>>>

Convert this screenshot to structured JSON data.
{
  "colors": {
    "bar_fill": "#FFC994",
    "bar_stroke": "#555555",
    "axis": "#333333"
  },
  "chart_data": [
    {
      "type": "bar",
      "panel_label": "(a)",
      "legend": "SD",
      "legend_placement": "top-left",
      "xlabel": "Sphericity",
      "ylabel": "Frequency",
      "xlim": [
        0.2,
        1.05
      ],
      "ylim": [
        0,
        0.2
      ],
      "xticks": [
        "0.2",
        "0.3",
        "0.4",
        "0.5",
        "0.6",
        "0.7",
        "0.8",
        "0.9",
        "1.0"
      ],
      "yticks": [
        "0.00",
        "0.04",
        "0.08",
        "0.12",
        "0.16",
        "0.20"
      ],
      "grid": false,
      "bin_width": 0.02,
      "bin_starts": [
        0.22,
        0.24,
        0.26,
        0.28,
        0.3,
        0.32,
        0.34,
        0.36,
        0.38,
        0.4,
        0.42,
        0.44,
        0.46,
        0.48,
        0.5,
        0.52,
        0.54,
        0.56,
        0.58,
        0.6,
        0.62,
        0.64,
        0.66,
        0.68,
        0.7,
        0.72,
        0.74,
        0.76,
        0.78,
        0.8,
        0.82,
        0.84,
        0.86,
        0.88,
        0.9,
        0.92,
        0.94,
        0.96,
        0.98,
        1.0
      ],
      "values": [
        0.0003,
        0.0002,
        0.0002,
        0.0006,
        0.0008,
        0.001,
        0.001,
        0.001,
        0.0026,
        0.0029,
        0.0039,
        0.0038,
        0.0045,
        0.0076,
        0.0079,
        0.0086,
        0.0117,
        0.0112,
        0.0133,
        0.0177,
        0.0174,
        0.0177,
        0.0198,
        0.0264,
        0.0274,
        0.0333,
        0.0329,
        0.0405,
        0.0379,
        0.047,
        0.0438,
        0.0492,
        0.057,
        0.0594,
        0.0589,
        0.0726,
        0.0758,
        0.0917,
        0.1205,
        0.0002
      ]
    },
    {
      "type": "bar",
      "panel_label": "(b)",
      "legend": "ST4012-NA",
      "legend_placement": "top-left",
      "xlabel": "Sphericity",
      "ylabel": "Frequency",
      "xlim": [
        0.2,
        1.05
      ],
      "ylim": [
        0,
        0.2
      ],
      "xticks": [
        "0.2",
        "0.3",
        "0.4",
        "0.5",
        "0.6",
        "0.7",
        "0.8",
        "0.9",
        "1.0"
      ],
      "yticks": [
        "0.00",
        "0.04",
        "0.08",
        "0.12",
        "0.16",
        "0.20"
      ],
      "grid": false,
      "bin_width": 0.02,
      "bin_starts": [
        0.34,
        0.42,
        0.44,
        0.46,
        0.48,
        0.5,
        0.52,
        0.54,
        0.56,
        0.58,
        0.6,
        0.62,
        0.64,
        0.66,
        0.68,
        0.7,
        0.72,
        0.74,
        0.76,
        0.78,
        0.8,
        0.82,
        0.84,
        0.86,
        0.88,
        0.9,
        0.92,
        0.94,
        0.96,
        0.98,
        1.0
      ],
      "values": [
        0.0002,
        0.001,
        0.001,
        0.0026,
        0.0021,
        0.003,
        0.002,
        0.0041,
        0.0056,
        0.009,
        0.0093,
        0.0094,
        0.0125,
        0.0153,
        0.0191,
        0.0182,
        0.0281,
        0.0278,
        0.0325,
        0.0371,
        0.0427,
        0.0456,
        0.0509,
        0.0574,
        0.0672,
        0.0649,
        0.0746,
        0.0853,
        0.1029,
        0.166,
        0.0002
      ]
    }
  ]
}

<<<

* **Set problem**:
Output the full listing without altering anything.

* **Exercise response**:
Convert this screenshot to structured JSON data.
{
  "colors": {
    "bar_fill": "#FFC994",
    "bar_stroke": "#555555",
    "axis": "#333333"
  },
  "chart_data": [
    {
      "type": "bar",
      "panel_label": "(a)",
      "legend": "SD",
      "legend_placement": "top-left",
      "xlabel": "Sphericity",
      "ylabel": "Frequency",
      "xlim": [
        0.2,
        1.05
      ],
      "ylim": [
        0,
        0.2
      ],
      "xticks": [
        "0.2",
        "0.3",
        "0.4",
        "0.5",
        "0.6",
        "0.7",
        "0.8",
        "0.9",
        "1.0"
      ],
      "yticks": [
        "0.00",
        "0.04",
        "0.08",
        "0.12",
        "0.16",
        "0.20"
      ],
      "grid": false,
      "bin_width": 0.02,
      "bin_starts": [
        0.22,
        0.24,
        0.26,
        0.28,
        0.3,
        0.32,
        0.34,
        0.36,
        0.38,
        0.4,
        0.42,
        0.44,
        0.46,
        0.48,
        0.5,
        0.52,
        0.54,
        0.56,
        0.58,
        0.6,
        0.62,
        0.64,
        0.66,
        0.68,
        0.7,
        0.72,
        0.74,
        0.76,
        0.78,
        0.8,
        0.82,
        0.84,
        0.86,
        0.88,
        0.9,
        0.92,
        0.94,
        0.96,
        0.98,
        1.0
      ],
      "values": [
        0.0003,
        0.0002,
        0.0002,
        0.0006,
        0.0008,
        0.001,
        0.001,
        0.001,
        0.0026,
        0.0029,
        0.0039,
        0.0038,
        0.0045,
        0.0076,
        0.0079,
        0.0086,
        0.0117,
        0.0112,
        0.0133,
        0.0177,
        0.0174,
        0.0177,
        0.0198,
        0.0264,
        0.0274,
        0.0333,
        0.0329,
        0.0405,
        0.0379,
        0.047,
        0.0438,
        0.0492,
        0.057,
        0.0594,
        0.0589,
        0.0726,
        0.0758,
        0.0917,
        0.1205,
        0.0002
      ]
    },
    {
      "type": "bar",
      "panel_label": "(b)",
      "legend": "ST4012-NA",
      "legend_placement": "top-left",
      "xlabel": "Sphericity",
      "ylabel": "Frequency",
      "xlim": [
        0.2,
        1.05
      ],
      "ylim": [
        0,
        0.2
      ],
      "xticks": [
        "0.2",
        "0.3",
        "0.4",
        "0.5",
        "0.6",
        "0.7",
        "0.8",
        "0.9",
        "1.0"
      ],
      "yticks": [
        "0.00",
        "0.04",
        "0.08",
        "0.12",
        "0.16",
        "0.20"
      ],
      "grid": false,
      "bin_width": 0.02,
      "bin_starts": [
        0.34,
        0.42,
        0.44,
        0.46,
        0.48,
        0.5,
        0.52,
        0.54,
        0.56,
        0.58,
        0.6,
        0.62,
        0.64,
        0.66,
        0.68,
        0.7,
        0.72,
        0.74,
        0.76,
        0.78,
        0.8,
        0.82,
        0.84,
        0.86,
        0.88,
        0.9,
        0.92,
        0.94,
        0.96,
        0.98,
        1.0
      ],
      "values": [
        0.0002,
        0.001,
        0.001,
        0.0026,
        0.0021,
        0.003,
        0.002,
        0.0041,
        0.0056,
        0.009,
        0.0093,
        0.0094,
        0.0125,
        0.0153,
        0.0191,
        0.0182,
        0.0281,
        0.0278,
        0.0325,
        0.0371,
        0.0427,
        0.0456,
        0.0509,
        0.0574,
        0.0672,
        0.0649,
        0.0746,
        0.0853,
        0.1029,
        0.166,
        0.0002
      ]
    }
  ]
}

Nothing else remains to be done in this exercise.